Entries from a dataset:
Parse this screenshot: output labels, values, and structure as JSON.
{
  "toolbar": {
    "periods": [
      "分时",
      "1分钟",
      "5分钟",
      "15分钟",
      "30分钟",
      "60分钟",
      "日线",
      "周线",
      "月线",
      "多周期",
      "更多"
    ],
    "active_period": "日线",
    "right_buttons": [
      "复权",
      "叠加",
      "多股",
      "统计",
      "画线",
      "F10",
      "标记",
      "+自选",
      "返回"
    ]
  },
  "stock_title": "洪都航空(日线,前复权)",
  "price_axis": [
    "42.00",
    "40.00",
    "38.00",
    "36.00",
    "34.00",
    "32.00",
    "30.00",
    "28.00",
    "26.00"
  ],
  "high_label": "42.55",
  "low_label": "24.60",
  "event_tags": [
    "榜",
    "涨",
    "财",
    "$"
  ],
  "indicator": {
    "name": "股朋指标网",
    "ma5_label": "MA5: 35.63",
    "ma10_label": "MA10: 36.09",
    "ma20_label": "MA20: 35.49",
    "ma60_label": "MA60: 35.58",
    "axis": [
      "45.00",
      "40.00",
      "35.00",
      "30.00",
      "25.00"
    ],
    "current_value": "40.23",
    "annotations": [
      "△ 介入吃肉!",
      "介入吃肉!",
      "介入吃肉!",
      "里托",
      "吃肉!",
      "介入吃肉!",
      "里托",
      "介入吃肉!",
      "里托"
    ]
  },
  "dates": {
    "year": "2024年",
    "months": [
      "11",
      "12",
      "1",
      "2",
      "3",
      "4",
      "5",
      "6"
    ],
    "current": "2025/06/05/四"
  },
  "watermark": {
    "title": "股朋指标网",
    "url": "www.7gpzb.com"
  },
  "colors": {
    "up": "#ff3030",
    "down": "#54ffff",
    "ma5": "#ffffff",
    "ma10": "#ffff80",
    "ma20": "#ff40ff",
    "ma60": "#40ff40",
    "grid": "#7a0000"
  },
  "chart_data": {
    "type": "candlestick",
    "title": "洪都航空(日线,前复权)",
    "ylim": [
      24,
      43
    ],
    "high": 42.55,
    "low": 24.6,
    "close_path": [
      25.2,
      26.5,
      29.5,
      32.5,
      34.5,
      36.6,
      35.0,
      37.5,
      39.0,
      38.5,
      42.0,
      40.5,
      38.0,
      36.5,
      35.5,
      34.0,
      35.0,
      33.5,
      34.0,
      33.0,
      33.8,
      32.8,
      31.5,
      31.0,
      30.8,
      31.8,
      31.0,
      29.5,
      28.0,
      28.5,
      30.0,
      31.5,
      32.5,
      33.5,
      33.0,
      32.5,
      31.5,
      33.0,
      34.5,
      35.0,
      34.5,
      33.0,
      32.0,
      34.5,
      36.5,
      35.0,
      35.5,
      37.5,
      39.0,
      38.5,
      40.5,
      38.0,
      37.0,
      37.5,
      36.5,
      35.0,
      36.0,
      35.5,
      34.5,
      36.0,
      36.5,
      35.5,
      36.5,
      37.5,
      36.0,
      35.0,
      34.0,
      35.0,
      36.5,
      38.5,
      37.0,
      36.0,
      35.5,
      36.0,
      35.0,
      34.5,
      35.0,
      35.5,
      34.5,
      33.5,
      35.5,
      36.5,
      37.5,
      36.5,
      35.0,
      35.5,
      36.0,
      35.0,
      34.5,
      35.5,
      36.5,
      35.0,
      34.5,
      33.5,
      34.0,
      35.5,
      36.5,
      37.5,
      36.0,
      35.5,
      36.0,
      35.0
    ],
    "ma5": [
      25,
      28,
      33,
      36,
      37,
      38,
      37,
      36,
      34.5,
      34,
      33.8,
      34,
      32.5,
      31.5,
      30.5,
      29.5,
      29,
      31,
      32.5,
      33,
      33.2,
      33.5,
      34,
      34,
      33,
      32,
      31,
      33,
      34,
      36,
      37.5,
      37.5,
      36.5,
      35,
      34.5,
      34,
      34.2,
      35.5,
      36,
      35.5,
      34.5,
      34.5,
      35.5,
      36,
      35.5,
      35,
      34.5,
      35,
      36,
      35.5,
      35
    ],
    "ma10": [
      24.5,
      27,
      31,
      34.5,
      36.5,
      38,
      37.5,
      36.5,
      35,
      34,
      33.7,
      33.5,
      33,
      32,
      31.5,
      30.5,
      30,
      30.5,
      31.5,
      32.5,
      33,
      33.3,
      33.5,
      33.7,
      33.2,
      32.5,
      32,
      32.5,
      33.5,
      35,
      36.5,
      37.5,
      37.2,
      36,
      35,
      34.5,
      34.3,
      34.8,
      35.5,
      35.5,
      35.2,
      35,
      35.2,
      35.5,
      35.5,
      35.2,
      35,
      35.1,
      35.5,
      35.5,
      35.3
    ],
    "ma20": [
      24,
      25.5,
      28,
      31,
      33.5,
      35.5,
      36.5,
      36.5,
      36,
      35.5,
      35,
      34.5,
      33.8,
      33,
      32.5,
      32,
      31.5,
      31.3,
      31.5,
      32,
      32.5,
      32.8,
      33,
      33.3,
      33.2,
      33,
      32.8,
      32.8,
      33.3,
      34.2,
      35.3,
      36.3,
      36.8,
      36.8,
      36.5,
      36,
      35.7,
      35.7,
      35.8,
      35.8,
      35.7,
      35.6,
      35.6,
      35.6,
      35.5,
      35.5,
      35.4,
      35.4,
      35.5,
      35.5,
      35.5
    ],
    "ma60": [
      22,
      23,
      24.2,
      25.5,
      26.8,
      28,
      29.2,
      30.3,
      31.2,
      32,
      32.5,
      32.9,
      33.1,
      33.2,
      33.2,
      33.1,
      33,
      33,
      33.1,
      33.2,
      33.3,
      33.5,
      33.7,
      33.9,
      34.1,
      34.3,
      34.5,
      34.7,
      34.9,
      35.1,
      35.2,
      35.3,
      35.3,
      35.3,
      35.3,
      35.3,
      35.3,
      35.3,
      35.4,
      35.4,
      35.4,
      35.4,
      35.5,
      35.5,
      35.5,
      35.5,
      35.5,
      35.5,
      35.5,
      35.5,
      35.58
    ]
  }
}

==

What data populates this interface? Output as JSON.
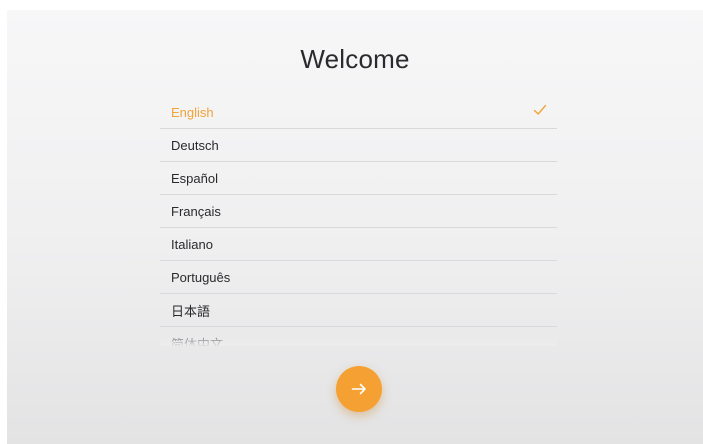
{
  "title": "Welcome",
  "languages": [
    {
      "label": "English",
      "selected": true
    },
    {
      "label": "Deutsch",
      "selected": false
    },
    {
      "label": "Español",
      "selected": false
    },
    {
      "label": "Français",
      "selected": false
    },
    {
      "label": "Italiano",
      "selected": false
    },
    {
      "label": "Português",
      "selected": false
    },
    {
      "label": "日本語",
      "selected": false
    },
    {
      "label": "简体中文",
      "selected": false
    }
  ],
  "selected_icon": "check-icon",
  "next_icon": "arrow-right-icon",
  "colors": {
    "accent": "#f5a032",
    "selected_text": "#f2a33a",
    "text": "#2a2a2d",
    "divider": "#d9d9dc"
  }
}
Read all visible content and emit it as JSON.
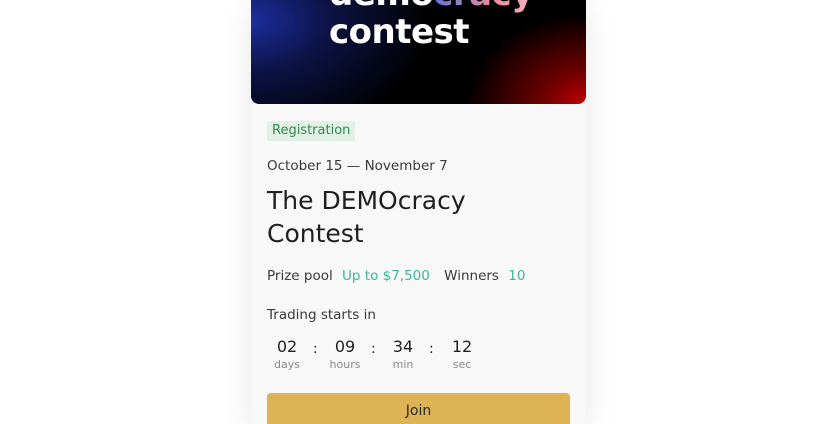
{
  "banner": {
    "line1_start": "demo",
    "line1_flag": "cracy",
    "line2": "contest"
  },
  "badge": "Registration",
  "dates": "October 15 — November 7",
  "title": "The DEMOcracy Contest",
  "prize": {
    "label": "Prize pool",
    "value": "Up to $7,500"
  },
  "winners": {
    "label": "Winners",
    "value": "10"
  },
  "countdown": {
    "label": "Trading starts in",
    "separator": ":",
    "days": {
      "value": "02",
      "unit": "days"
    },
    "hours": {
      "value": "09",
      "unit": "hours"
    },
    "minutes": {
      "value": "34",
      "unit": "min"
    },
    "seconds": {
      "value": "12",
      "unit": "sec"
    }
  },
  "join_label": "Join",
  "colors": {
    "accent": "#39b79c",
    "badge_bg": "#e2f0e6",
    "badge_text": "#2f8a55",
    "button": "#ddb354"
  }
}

_Exercise details:_ Copy all lines from the data that hold the word "this".

_Answer below:_
Parse this screenshot: output labels, values, and structure as JSON.
What data populates this interface? Output as JSON.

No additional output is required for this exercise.